SHORT PROBLEM:
Tally up the lines where the string "name" appears; reply with the number only.

INPUT MATERIAL:
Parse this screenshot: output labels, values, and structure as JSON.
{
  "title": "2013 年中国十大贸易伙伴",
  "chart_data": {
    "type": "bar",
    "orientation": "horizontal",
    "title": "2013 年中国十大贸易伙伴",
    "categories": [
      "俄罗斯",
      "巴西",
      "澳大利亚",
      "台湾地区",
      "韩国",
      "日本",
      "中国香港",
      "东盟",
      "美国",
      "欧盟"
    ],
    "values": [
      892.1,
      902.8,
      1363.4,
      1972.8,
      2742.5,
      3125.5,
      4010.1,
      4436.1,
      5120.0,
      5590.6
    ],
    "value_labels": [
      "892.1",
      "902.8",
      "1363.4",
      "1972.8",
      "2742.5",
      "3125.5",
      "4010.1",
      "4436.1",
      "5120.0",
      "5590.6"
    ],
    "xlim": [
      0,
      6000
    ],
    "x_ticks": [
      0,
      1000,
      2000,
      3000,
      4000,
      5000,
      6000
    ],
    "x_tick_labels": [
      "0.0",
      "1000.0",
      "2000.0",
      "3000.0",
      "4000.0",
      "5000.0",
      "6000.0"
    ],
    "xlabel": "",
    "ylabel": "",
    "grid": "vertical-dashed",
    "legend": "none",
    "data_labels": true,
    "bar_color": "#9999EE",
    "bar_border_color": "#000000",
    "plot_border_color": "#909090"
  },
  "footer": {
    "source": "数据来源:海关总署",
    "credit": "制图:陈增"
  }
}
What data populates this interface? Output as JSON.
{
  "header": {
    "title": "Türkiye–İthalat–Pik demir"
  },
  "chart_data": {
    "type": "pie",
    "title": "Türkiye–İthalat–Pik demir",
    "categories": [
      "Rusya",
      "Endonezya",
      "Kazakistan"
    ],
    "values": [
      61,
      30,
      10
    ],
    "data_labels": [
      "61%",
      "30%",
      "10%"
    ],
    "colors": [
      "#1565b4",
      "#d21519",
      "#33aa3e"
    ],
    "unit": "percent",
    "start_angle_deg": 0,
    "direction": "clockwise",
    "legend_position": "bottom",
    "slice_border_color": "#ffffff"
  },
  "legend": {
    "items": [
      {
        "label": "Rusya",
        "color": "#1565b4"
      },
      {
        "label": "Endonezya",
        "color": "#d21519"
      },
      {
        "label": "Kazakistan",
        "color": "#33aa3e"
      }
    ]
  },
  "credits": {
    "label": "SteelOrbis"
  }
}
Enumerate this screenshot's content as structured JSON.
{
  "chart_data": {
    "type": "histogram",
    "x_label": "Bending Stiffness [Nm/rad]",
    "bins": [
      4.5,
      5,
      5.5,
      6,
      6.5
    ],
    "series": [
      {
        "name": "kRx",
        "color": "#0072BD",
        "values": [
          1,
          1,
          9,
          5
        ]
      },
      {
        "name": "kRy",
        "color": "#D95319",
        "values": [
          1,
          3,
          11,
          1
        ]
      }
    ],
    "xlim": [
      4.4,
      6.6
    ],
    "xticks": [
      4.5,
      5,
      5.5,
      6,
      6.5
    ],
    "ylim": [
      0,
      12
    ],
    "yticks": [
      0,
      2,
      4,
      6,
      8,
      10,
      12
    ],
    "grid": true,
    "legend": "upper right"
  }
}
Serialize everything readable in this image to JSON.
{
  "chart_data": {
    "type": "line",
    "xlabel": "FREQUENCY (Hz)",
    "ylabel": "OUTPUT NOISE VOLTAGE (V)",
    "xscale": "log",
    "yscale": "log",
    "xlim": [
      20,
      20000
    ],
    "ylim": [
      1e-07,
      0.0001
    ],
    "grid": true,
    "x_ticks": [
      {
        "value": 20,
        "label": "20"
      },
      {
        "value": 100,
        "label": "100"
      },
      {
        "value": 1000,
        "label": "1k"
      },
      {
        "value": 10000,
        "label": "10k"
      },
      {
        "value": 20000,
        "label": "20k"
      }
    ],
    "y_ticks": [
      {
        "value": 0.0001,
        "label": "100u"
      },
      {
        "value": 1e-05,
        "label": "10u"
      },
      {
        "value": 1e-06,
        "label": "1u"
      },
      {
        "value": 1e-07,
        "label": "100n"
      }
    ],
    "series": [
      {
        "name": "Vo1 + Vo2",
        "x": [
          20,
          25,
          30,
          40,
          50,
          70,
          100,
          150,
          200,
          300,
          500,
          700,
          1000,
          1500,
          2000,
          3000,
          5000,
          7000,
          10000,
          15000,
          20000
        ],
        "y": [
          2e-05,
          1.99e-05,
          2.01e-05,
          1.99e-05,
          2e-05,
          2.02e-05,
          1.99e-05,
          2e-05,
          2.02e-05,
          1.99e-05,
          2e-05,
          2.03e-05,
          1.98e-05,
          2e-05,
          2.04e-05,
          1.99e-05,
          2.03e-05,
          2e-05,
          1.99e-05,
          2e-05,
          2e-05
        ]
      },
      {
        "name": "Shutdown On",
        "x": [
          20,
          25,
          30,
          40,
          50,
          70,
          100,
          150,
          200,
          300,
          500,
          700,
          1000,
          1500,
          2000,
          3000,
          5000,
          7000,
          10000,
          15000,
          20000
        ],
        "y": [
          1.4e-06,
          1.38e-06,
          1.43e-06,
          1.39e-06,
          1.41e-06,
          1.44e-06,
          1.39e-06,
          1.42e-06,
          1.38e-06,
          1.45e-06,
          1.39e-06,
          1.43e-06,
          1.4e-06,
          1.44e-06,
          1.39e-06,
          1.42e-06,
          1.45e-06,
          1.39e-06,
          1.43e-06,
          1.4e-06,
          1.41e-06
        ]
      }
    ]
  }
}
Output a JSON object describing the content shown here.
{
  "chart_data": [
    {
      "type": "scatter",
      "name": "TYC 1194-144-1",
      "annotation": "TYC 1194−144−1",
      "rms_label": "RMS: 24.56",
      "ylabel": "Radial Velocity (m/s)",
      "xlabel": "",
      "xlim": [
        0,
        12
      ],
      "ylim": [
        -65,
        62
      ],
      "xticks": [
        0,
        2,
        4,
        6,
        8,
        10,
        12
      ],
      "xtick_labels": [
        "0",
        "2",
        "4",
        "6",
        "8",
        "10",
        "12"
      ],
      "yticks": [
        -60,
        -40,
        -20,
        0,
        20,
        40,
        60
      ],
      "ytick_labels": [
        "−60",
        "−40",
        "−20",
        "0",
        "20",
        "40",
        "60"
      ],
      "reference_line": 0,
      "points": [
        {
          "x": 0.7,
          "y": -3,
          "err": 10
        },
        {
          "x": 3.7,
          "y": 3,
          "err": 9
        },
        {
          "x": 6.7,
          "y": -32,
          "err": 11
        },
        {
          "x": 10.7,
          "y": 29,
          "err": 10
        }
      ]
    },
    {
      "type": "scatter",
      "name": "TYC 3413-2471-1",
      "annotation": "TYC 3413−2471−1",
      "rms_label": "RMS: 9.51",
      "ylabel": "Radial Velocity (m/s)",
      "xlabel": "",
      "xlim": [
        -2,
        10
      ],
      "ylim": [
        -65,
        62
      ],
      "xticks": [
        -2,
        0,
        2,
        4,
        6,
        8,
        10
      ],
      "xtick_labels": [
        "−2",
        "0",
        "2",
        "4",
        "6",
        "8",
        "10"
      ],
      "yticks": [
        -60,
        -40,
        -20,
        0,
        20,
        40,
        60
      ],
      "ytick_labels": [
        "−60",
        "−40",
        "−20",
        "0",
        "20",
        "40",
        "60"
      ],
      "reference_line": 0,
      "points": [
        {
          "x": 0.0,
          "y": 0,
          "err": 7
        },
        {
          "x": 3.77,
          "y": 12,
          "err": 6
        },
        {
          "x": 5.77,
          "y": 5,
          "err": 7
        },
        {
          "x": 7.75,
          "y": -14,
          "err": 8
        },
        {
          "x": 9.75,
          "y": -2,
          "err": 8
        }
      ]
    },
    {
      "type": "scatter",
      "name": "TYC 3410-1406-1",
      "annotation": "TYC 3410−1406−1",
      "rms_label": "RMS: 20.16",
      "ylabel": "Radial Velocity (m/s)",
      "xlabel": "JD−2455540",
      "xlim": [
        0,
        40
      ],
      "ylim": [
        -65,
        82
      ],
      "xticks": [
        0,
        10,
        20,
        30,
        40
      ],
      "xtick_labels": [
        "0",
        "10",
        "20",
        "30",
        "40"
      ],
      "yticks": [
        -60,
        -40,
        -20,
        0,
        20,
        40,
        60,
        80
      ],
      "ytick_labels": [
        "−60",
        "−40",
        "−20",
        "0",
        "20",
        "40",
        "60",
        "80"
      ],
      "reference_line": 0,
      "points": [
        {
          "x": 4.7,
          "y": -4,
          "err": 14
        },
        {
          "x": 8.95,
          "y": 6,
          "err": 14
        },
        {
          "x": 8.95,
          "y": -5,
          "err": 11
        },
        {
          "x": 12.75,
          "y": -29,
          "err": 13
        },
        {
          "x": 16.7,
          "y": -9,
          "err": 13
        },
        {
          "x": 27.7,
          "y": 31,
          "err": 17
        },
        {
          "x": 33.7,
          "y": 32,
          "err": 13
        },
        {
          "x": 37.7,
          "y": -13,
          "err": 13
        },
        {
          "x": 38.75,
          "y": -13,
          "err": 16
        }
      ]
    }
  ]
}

SOLUTION TO THIS EXERCISE:
7